■ Records ■
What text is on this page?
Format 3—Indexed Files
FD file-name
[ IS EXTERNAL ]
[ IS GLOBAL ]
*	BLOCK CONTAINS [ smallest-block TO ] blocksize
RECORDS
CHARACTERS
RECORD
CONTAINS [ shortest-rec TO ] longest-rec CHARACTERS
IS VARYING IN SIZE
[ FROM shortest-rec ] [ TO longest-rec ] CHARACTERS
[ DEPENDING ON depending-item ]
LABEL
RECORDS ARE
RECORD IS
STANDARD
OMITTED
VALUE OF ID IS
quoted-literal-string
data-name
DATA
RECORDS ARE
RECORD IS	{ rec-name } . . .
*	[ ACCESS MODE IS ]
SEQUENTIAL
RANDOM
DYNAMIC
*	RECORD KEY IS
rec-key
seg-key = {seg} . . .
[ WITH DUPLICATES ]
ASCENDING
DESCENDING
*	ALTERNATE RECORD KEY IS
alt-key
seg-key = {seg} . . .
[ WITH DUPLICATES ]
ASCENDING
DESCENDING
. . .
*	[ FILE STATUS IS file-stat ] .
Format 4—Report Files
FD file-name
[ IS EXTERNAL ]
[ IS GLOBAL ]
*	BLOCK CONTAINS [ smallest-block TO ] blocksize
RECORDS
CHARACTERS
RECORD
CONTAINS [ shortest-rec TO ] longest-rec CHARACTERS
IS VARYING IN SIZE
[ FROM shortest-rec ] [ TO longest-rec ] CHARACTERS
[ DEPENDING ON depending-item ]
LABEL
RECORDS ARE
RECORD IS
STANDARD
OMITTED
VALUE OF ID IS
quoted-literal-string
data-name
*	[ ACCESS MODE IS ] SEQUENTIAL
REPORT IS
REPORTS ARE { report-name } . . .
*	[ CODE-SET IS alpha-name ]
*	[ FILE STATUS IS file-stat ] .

■ To be done ■
Give the entries again in full, exactly as they are written.

■ Final answer ■
What text is on this page?
Format 3—Indexed Files
FD file-name
[ IS EXTERNAL ]
[ IS GLOBAL ]
*	BLOCK CONTAINS [ smallest-block TO ] blocksize
RECORDS
CHARACTERS
RECORD
CONTAINS [ shortest-rec TO ] longest-rec CHARACTERS
IS VARYING IN SIZE
[ FROM shortest-rec ] [ TO longest-rec ] CHARACTERS
[ DEPENDING ON depending-item ]
LABEL
RECORDS ARE
RECORD IS
STANDARD
OMITTED
VALUE OF ID IS
quoted-literal-string
data-name
DATA
RECORDS ARE
RECORD IS	{ rec-name } . . .
*	[ ACCESS MODE IS ]
SEQUENTIAL
RANDOM
DYNAMIC
*	RECORD KEY IS
rec-key
seg-key = {seg} . . .
[ WITH DUPLICATES ]
ASCENDING
DESCENDING
*	ALTERNATE RECORD KEY IS
alt-key
seg-key = {seg} . . .
[ WITH DUPLICATES ]
ASCENDING
DESCENDING
. . .
*	[ FILE STATUS IS file-stat ] .
Format 4—Report Files
FD file-name
[ IS EXTERNAL ]
[ IS GLOBAL ]
*	BLOCK CONTAINS [ smallest-block TO ] blocksize
RECORDS
CHARACTERS
RECORD
CONTAINS [ shortest-rec TO ] longest-rec CHARACTERS
IS VARYING IN SIZE
[ FROM shortest-rec ] [ TO longest-rec ] CHARACTERS
[ DEPENDING ON depending-item ]
LABEL
RECORDS ARE
RECORD IS
STANDARD
OMITTED
VALUE OF ID IS
quoted-literal-string
data-name
*	[ ACCESS MODE IS ] SEQUENTIAL
REPORT IS
REPORTS ARE { report-name } . . .
*	[ CODE-SET IS alpha-name ]
*	[ FILE STATUS IS file-stat ] .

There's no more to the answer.